/---
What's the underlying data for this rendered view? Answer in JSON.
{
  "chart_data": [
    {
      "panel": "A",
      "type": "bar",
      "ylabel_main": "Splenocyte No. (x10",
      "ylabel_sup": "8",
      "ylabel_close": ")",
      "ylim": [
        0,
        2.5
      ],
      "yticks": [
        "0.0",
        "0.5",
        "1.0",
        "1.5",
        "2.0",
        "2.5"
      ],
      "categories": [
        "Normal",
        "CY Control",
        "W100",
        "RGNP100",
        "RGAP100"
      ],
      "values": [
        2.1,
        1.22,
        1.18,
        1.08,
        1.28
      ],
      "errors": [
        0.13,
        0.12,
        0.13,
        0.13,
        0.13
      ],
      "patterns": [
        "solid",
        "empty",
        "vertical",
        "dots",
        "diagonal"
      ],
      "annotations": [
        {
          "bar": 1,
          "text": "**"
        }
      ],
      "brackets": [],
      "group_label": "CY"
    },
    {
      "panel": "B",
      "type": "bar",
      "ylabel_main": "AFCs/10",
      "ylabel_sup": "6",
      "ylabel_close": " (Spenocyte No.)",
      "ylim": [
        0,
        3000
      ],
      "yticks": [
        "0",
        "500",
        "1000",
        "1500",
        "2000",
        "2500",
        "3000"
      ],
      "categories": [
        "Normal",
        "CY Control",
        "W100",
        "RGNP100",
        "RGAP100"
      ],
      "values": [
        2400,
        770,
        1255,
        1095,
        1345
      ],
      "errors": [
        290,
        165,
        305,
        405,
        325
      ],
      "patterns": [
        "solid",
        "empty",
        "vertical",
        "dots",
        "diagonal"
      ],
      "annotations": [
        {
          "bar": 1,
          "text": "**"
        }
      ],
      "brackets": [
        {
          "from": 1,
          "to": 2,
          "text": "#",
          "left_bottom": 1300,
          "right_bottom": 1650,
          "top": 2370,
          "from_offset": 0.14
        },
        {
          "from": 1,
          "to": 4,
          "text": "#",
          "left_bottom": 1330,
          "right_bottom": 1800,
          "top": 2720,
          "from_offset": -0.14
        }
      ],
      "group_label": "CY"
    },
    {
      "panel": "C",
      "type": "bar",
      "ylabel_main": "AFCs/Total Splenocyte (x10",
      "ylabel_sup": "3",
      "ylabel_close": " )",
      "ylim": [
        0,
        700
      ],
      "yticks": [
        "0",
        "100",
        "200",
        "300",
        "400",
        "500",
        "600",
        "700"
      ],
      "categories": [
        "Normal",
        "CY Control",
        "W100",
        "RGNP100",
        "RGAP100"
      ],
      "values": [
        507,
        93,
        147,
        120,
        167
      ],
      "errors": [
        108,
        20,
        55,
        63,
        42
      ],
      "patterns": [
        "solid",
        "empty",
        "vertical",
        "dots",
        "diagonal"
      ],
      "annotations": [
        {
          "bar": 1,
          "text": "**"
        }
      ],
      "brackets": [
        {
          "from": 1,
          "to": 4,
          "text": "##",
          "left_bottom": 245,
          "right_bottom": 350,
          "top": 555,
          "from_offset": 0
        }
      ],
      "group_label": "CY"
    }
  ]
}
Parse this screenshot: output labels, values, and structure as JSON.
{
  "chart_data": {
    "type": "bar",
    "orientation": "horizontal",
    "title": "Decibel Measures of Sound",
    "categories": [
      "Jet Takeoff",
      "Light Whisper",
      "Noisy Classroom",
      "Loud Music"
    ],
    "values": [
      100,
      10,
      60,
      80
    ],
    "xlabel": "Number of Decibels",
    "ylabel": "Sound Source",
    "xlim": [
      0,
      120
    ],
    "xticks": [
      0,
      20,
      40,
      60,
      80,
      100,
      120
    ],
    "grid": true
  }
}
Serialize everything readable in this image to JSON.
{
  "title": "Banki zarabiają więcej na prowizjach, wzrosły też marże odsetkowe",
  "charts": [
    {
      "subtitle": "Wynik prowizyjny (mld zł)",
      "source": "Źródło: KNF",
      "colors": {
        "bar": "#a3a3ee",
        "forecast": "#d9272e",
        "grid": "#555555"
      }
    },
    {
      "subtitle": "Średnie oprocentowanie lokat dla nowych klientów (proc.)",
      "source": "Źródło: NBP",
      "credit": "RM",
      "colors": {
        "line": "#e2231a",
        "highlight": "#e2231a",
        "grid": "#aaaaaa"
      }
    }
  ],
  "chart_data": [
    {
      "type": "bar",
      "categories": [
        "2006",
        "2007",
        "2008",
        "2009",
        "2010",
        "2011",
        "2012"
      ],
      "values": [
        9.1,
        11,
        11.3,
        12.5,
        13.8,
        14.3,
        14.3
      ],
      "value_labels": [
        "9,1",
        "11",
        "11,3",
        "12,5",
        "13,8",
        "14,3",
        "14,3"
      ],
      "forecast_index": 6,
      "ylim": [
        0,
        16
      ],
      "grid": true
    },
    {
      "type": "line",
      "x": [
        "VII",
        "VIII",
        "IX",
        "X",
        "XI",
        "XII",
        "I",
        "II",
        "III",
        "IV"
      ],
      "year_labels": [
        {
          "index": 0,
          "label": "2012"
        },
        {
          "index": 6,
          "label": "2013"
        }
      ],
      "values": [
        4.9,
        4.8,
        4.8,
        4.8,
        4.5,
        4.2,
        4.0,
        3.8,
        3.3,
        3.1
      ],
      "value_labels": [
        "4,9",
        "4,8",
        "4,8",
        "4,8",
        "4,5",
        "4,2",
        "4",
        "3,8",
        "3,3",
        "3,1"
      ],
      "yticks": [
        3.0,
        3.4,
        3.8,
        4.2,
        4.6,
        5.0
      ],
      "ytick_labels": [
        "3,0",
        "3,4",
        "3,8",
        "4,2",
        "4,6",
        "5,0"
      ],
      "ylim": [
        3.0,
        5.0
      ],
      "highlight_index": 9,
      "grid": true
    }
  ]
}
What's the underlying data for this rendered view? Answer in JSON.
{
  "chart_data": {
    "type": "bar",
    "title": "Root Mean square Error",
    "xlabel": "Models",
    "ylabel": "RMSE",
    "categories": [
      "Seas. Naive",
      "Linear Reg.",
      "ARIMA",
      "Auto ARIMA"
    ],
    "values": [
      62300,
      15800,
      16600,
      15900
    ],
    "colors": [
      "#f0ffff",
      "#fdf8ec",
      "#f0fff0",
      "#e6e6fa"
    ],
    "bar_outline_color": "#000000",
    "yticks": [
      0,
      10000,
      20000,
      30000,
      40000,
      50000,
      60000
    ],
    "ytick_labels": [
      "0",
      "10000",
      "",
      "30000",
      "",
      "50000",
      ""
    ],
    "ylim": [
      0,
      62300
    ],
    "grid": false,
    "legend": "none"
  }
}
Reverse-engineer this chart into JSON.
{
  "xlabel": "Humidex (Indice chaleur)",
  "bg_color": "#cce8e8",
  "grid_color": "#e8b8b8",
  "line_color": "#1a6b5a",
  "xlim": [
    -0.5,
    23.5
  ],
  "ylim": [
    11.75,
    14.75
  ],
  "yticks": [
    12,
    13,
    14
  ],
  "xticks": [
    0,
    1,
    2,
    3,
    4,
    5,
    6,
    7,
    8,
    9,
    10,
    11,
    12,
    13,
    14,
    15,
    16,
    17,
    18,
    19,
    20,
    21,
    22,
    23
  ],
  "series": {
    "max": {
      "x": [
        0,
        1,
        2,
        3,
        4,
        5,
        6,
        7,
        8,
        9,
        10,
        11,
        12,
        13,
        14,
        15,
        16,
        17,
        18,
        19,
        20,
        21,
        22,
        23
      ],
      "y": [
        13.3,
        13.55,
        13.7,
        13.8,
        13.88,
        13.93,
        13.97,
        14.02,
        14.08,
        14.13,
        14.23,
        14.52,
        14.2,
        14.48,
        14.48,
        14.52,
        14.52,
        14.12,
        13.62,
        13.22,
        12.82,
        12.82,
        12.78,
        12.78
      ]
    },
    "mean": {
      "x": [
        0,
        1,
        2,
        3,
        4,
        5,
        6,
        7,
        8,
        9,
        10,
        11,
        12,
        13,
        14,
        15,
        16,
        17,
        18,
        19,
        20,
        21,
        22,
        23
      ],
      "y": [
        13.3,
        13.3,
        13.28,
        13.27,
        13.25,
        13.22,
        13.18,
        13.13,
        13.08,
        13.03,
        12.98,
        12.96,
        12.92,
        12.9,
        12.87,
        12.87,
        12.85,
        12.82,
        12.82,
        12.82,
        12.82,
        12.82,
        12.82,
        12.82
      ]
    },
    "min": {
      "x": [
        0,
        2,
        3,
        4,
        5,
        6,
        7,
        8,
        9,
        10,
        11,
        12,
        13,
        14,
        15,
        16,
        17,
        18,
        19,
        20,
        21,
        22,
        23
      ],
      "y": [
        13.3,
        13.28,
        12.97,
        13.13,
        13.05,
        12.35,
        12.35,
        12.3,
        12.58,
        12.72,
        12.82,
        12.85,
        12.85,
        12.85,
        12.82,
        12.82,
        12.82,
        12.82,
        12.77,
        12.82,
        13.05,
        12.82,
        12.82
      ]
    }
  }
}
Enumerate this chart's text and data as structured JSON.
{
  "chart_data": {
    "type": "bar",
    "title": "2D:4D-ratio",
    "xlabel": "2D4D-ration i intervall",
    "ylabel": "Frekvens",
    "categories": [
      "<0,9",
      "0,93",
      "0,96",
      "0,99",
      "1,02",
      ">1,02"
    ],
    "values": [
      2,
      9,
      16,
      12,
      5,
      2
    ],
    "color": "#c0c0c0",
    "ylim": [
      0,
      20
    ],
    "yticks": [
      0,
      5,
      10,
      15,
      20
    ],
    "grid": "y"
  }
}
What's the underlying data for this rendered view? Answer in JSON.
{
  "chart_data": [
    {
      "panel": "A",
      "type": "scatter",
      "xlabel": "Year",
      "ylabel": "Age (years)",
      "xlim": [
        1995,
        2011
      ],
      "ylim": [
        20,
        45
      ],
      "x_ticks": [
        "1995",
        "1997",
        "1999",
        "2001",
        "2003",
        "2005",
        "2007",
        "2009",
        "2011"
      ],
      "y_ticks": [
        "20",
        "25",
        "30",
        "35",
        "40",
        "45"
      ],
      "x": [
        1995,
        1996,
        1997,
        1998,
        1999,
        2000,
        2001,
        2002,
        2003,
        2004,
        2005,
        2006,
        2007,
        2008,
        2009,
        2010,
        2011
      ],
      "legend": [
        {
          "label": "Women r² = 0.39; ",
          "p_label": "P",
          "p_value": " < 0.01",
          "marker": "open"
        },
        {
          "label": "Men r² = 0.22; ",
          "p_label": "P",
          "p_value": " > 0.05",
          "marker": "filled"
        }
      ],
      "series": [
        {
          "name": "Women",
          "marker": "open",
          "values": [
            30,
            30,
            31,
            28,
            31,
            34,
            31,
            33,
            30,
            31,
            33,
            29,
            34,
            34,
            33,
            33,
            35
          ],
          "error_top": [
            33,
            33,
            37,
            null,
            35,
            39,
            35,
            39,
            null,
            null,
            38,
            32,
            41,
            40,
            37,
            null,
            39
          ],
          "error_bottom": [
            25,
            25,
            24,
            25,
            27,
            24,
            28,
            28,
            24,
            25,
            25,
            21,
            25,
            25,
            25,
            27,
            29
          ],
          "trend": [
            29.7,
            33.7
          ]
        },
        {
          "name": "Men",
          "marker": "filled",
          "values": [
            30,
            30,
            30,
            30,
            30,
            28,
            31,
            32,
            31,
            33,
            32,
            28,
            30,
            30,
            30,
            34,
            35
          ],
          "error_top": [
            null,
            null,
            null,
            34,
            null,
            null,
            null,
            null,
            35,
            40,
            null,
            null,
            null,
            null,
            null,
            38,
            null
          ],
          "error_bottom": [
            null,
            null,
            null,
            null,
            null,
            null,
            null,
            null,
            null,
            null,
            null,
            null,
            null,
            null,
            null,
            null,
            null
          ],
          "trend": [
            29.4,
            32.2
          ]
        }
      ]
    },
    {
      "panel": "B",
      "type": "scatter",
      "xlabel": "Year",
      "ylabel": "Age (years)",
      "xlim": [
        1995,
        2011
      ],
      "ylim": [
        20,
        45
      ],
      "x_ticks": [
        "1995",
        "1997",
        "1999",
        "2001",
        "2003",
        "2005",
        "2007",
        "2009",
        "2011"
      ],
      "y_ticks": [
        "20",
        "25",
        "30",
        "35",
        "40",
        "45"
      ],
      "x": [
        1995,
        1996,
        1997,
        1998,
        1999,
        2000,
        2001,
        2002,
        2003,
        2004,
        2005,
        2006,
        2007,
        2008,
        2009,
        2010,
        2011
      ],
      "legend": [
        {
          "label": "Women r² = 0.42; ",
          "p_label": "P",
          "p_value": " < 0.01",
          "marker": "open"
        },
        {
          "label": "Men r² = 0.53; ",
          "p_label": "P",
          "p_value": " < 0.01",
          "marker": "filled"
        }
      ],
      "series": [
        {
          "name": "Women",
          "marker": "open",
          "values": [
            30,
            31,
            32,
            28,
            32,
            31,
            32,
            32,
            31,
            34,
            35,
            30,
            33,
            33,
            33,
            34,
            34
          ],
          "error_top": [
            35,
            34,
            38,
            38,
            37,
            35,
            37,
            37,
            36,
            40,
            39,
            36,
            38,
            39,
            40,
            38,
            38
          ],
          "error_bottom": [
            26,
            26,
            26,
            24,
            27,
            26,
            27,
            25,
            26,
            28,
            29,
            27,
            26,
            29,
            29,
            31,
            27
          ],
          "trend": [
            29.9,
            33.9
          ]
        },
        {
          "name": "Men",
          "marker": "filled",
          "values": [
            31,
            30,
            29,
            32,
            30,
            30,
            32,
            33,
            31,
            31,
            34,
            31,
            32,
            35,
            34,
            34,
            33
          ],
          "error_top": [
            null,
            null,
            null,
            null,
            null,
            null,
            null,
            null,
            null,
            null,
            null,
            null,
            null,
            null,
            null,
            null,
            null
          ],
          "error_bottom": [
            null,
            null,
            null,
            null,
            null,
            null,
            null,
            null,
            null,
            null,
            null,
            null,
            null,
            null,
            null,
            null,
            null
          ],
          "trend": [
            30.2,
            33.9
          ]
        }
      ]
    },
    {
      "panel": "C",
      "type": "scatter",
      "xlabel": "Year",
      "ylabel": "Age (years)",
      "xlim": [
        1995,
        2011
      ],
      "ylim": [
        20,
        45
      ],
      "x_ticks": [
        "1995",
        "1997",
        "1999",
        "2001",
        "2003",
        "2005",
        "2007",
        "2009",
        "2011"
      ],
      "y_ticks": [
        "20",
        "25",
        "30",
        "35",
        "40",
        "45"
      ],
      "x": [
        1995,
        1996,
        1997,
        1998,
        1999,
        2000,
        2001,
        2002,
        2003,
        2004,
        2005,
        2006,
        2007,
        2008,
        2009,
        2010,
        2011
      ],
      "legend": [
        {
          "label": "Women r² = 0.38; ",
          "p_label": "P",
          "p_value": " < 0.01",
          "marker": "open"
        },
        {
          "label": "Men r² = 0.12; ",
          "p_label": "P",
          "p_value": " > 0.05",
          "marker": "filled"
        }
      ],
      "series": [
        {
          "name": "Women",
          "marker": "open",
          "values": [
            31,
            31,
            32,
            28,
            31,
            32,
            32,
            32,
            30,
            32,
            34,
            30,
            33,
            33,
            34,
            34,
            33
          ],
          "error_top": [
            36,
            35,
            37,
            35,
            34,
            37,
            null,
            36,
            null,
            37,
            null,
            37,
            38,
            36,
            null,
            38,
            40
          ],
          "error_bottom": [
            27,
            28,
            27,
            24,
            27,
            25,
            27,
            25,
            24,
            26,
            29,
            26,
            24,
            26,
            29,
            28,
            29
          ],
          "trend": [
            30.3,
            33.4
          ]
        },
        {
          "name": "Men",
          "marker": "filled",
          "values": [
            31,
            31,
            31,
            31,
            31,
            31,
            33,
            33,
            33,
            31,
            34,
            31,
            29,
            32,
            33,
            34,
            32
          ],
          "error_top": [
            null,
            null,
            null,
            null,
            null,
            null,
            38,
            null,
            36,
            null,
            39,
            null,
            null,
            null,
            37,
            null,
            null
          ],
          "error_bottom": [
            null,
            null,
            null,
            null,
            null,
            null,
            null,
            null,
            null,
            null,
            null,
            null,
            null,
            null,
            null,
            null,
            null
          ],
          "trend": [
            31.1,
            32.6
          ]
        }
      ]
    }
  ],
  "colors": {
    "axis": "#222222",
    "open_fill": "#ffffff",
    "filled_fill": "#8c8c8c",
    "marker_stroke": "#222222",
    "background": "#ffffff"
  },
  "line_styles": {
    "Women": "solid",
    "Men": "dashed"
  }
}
\---
• Problem requirements: Count every line of the records that holds "xlabel". State the number, nothing else.

• Output for this exercise: 7